=== RECORDS SUPPLIED ===

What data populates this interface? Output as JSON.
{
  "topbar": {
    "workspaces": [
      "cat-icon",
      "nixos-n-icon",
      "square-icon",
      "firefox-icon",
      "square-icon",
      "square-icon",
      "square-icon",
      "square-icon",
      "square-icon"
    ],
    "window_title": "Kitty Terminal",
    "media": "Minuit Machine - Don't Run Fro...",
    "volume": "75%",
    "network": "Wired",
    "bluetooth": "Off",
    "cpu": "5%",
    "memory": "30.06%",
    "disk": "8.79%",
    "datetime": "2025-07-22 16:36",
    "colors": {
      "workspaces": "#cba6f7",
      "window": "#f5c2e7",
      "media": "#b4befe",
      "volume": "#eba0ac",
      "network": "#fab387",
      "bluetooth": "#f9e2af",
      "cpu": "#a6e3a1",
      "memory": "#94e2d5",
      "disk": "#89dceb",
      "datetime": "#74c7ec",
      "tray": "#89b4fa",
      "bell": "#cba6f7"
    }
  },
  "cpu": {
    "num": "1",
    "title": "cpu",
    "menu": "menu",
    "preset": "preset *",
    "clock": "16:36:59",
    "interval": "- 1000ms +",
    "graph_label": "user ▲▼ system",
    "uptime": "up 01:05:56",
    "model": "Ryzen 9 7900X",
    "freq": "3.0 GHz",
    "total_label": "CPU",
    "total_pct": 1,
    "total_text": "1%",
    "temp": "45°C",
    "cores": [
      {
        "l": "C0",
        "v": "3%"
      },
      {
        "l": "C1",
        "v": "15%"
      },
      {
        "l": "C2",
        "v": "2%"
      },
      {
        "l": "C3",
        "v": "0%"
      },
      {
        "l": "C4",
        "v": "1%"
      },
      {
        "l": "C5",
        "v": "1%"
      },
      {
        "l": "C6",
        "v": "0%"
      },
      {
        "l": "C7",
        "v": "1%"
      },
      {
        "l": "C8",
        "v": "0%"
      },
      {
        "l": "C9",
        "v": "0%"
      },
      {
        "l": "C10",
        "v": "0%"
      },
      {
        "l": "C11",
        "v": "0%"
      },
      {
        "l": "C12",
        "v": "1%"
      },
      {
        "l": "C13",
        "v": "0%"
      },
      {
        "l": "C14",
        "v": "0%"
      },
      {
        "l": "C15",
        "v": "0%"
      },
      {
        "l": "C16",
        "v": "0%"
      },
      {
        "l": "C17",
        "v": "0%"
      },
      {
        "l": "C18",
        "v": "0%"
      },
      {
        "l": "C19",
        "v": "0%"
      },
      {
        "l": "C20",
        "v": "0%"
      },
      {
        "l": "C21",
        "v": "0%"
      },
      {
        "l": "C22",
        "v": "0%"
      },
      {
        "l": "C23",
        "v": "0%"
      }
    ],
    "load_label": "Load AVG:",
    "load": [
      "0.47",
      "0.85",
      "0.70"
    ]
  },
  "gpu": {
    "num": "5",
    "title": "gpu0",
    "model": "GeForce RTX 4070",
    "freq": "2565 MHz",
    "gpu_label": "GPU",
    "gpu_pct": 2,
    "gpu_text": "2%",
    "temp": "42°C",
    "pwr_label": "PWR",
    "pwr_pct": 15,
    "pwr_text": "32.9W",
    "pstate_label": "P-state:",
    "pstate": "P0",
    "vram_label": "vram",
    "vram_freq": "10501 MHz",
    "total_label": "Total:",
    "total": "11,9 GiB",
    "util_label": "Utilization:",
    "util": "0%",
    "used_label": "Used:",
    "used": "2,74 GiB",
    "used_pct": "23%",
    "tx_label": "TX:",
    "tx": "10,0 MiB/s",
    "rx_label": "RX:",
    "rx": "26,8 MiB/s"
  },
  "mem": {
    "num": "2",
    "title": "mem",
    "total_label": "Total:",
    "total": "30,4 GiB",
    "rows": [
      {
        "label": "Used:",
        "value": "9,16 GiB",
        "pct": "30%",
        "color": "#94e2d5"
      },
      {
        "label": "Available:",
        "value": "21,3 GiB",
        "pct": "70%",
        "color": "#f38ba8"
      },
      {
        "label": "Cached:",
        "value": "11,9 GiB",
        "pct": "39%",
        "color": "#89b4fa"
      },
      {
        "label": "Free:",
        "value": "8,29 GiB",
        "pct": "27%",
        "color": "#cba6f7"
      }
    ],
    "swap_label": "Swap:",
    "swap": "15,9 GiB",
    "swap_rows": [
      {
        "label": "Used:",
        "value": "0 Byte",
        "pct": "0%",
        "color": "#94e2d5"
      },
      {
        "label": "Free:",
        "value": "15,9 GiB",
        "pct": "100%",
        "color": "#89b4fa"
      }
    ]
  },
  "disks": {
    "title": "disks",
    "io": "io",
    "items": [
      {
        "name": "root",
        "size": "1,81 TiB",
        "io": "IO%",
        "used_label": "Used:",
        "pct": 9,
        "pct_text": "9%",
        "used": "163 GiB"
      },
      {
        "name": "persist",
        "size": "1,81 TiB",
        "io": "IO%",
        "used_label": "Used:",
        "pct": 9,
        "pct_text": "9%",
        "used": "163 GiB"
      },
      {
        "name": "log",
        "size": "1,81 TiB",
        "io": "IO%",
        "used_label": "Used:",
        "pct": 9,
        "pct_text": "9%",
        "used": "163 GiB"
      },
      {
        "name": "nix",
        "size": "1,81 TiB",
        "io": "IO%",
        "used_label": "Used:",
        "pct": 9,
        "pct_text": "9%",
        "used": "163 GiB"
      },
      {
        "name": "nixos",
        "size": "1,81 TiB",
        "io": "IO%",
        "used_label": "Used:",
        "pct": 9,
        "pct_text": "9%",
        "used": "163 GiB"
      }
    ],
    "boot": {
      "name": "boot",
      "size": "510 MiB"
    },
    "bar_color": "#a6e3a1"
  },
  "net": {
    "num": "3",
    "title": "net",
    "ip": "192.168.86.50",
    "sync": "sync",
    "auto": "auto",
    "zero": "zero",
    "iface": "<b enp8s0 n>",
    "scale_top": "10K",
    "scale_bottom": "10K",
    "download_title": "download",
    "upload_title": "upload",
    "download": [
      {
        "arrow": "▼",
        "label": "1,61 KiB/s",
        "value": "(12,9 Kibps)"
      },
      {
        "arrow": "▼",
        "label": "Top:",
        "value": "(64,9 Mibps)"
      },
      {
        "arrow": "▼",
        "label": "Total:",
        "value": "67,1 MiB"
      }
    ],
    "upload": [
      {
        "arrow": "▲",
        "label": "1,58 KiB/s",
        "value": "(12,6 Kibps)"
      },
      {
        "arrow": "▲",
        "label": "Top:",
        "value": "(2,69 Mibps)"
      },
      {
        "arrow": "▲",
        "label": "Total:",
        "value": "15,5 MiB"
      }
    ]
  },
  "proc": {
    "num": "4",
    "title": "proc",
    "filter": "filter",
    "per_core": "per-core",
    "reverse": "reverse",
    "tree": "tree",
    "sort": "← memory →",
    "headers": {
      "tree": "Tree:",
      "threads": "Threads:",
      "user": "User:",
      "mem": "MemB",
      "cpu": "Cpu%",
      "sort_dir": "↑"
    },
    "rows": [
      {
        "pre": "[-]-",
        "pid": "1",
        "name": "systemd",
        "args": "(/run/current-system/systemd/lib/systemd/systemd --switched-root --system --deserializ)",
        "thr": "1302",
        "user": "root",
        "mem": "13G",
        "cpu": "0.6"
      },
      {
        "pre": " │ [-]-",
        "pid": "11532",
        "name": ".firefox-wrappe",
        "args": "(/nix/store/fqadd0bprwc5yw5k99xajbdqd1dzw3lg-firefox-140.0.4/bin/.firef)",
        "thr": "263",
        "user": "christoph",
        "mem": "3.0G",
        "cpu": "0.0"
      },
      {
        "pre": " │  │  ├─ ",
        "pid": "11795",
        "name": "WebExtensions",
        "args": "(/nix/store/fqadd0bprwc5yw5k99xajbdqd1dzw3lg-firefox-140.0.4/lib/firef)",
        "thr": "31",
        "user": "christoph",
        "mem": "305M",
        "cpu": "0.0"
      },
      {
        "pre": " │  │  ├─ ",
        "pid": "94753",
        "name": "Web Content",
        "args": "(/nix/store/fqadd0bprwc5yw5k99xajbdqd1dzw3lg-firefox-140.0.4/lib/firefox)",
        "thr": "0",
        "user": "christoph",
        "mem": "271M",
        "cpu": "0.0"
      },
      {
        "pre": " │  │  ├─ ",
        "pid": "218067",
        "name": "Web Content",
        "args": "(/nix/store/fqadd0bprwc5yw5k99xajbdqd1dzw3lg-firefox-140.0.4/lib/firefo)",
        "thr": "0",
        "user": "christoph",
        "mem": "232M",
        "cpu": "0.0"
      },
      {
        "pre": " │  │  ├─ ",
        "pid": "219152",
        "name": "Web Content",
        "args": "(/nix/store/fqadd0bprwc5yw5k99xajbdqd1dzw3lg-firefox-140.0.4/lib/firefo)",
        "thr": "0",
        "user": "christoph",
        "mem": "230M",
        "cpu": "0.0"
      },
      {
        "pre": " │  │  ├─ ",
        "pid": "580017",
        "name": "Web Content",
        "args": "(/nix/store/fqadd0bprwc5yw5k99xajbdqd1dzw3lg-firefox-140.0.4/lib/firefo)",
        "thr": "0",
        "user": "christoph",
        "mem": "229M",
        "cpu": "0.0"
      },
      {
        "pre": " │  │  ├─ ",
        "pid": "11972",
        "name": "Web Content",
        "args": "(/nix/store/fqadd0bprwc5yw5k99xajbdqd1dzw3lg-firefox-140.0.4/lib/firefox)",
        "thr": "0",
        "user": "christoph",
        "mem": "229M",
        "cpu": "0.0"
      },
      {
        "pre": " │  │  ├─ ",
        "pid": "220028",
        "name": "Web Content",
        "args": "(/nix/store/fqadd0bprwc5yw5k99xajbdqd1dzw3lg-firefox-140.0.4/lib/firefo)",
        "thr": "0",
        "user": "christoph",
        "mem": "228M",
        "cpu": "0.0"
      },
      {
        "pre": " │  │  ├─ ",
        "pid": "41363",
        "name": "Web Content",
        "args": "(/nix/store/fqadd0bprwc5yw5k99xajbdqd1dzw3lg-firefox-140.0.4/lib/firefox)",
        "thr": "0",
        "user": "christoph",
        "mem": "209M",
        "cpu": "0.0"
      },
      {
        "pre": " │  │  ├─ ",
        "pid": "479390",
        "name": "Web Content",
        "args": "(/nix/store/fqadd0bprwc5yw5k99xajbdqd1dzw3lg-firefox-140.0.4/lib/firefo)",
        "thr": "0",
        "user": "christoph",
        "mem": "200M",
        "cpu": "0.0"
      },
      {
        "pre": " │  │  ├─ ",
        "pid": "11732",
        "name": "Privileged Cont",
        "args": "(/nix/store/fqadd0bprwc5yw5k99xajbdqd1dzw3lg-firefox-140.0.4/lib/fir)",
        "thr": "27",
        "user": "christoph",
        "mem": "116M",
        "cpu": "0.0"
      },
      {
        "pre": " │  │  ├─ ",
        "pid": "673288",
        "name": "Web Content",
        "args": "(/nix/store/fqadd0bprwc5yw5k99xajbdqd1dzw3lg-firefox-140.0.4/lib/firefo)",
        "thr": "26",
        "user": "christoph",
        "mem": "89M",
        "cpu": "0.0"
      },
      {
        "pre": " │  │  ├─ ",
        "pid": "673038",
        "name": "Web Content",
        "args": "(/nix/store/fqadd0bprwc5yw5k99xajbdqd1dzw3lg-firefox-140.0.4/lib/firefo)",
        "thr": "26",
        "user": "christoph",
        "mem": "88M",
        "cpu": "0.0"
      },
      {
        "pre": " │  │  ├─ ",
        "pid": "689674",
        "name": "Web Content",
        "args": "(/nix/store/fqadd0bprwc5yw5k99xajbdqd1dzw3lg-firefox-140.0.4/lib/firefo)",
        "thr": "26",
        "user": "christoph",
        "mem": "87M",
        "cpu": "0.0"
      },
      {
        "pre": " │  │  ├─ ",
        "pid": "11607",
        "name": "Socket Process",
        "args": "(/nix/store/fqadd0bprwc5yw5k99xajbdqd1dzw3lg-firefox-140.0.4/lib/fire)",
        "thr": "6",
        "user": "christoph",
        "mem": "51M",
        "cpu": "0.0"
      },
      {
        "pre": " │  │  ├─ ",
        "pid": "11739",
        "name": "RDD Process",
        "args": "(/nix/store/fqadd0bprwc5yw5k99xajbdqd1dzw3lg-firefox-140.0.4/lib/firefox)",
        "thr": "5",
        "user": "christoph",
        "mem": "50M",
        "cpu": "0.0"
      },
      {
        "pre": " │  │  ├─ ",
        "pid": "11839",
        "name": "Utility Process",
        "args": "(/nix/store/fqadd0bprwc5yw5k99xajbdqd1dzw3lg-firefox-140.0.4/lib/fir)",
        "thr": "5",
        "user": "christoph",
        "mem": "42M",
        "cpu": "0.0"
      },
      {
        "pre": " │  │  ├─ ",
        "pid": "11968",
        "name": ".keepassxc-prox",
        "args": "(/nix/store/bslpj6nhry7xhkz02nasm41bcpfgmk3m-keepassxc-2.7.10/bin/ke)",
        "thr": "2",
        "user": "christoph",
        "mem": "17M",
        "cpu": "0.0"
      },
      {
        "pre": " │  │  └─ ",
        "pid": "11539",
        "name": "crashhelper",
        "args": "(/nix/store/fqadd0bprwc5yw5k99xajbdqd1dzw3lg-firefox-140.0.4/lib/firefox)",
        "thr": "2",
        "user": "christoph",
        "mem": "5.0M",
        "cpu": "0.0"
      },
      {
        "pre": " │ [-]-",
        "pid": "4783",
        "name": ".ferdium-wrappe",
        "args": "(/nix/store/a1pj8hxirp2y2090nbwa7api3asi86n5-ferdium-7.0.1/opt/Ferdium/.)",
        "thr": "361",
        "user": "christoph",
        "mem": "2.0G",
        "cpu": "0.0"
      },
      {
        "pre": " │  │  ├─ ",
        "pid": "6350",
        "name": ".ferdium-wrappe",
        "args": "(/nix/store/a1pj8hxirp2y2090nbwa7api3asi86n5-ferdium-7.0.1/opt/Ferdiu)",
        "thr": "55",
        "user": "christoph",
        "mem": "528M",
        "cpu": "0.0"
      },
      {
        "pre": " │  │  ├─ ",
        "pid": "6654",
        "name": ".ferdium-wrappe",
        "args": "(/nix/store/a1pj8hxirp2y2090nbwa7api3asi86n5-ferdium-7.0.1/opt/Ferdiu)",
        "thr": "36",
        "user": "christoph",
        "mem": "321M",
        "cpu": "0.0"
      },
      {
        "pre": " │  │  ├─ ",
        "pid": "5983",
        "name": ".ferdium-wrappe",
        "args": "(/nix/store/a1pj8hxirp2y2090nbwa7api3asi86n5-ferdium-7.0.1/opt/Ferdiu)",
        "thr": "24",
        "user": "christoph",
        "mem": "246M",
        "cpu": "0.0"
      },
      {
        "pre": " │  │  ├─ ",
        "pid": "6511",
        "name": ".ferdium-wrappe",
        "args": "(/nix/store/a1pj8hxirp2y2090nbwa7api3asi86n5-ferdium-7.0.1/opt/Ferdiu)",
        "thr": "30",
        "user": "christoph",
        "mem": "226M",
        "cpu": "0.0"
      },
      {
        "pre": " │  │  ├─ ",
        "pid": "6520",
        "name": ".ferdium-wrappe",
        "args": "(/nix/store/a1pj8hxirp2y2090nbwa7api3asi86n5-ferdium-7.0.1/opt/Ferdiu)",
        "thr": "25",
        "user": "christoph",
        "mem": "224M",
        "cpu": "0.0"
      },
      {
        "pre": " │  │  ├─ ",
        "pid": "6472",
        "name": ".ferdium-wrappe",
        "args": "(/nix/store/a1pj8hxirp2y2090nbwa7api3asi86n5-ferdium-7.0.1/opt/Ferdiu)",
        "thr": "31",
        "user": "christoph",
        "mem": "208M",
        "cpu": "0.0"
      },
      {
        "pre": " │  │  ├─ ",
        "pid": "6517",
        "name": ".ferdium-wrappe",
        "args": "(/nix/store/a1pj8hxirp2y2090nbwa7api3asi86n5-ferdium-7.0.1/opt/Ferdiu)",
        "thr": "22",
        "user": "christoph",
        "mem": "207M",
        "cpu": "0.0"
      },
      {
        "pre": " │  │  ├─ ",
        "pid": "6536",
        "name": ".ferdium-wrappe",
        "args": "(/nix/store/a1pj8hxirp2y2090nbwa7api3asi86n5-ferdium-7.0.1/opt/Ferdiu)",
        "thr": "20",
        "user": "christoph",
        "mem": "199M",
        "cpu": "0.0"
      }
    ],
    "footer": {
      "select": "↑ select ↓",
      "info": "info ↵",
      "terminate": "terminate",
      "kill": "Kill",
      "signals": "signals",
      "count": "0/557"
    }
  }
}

===

→ EXERCISE
From the listing, copy each line containing the word "Process".

→ RESULT OF THE TASK
        "name": "Socket Process",
        "name": "RDD Process",
        "name": "Utility Process",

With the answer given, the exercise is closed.